Task directions:
Drop the images; return everything else in the listing below exactly.

>> begin Supplied information

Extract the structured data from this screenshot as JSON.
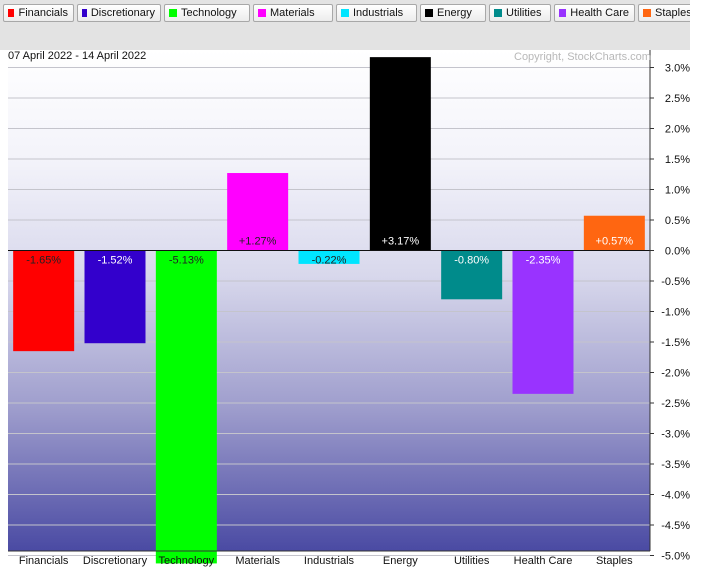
{
  "legend": [
    {
      "label": "Financials",
      "color": "#ff0000"
    },
    {
      "label": "Discretionary",
      "color": "#3300cc"
    },
    {
      "label": "Technology",
      "color": "#00ff00"
    },
    {
      "label": "Materials",
      "color": "#ff00ff"
    },
    {
      "label": "Industrials",
      "color": "#00e5ff"
    },
    {
      "label": "Energy",
      "color": "#000000"
    },
    {
      "label": "Utilities",
      "color": "#008b8b"
    },
    {
      "label": "Health Care",
      "color": "#9933ff"
    },
    {
      "label": "Staples",
      "color": "#ff6611"
    }
  ],
  "header": {
    "date_range": "07 April 2022 - 14 April 2022",
    "copyright": "Copyright, StockCharts.com"
  },
  "chart_data": {
    "type": "bar",
    "categories": [
      "Financials",
      "Discretionary",
      "Technology",
      "Materials",
      "Industrials",
      "Energy",
      "Utilities",
      "Health Care",
      "Staples"
    ],
    "values": [
      -1.65,
      -1.52,
      -5.13,
      1.27,
      -0.22,
      3.17,
      -0.8,
      -2.35,
      0.57
    ],
    "data_labels": [
      "-1.65%",
      "-1.52%",
      "-5.13%",
      "+1.27%",
      "-0.22%",
      "+3.17%",
      "-0.80%",
      "-2.35%",
      "+0.57%"
    ],
    "colors": [
      "#ff0000",
      "#3300cc",
      "#00ff00",
      "#ff00ff",
      "#00e5ff",
      "#000000",
      "#008b8b",
      "#9933ff",
      "#ff6611"
    ],
    "label_colors": [
      "#222222",
      "#ffffff",
      "#222222",
      "#222222",
      "#222222",
      "#ffffff",
      "#ffffff",
      "#ffffff",
      "#ffffff"
    ],
    "ylim": [
      -5.2,
      3.2
    ],
    "yticks": [
      3.0,
      2.5,
      2.0,
      1.5,
      1.0,
      0.5,
      0.0,
      -0.5,
      -1.0,
      -1.5,
      -2.0,
      -2.5,
      -3.0,
      -3.5,
      -4.0,
      -4.5,
      -5.0
    ],
    "ytick_labels": [
      "3.0%",
      "2.5%",
      "2.0%",
      "1.5%",
      "1.0%",
      "0.5%",
      "0.0%",
      "-0.5%",
      "-1.0%",
      "-1.5%",
      "-2.0%",
      "-2.5%",
      "-3.0%",
      "-3.5%",
      "-4.0%",
      "-4.5%",
      "-5.0%"
    ],
    "y_axis_side": "right",
    "grid": true
  }
}
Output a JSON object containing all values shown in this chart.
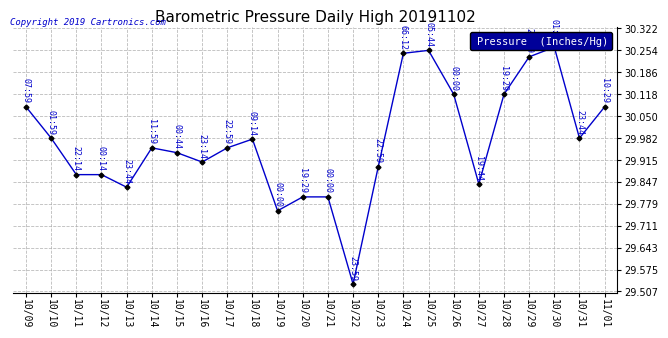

>> end Supplied information

Response to this task:
Extract the structured data from this screenshot as JSON.
{
  "legend": [
    {
      "label": "Financials",
      "color": "#ff0000"
    },
    {
      "label": "Discretionary",
      "color": "#3300cc"
    },
    {
      "label": "Technology",
      "color": "#00ff00"
    },
    {
      "label": "Materials",
      "color": "#ff00ff"
    },
    {
      "label": "Industrials",
      "color": "#00e5ff"
    },
    {
      "label": "Energy",
      "color": "#000000"
    },
    {
      "label": "Utilities",
      "color": "#008b8b"
    },
    {
      "label": "Health Care",
      "color": "#9933ff"
    },
    {
      "label": "Staples",
      "color": "#ff6611"
    }
  ],
  "header": {
    "date_range": "07 April 2022 - 14 April 2022",
    "copyright": "Copyright, StockCharts.com"
  },
  "chart_data": {
    "type": "bar",
    "categories": [
      "Financials",
      "Discretionary",
      "Technology",
      "Materials",
      "Industrials",
      "Energy",
      "Utilities",
      "Health Care",
      "Staples"
    ],
    "values": [
      -1.65,
      -1.52,
      -5.13,
      1.27,
      -0.22,
      3.17,
      -0.8,
      -2.35,
      0.57
    ],
    "data_labels": [
      "-1.65%",
      "-1.52%",
      "-5.13%",
      "+1.27%",
      "-0.22%",
      "+3.17%",
      "-0.80%",
      "-2.35%",
      "+0.57%"
    ],
    "colors": [
      "#ff0000",
      "#3300cc",
      "#00ff00",
      "#ff00ff",
      "#00e5ff",
      "#000000",
      "#008b8b",
      "#9933ff",
      "#ff6611"
    ],
    "label_colors": [
      "#222222",
      "#ffffff",
      "#222222",
      "#222222",
      "#222222",
      "#ffffff",
      "#ffffff",
      "#ffffff",
      "#ffffff"
    ],
    "ylim": [
      -5.2,
      3.2
    ],
    "yticks": [
      3.0,
      2.5,
      2.0,
      1.5,
      1.0,
      0.5,
      0.0,
      -0.5,
      -1.0,
      -1.5,
      -2.0,
      -2.5,
      -3.0,
      -3.5,
      -4.0,
      -4.5,
      -5.0
    ],
    "ytick_labels": [
      "3.0%",
      "2.5%",
      "2.0%",
      "1.5%",
      "1.0%",
      "0.5%",
      "0.0%",
      "-0.5%",
      "-1.0%",
      "-1.5%",
      "-2.0%",
      "-2.5%",
      "-3.0%",
      "-3.5%",
      "-4.0%",
      "-4.5%",
      "-5.0%"
    ],
    "y_axis_side": "right",
    "grid": true
  }
}
Output a JSON object containing all values shown in this chart.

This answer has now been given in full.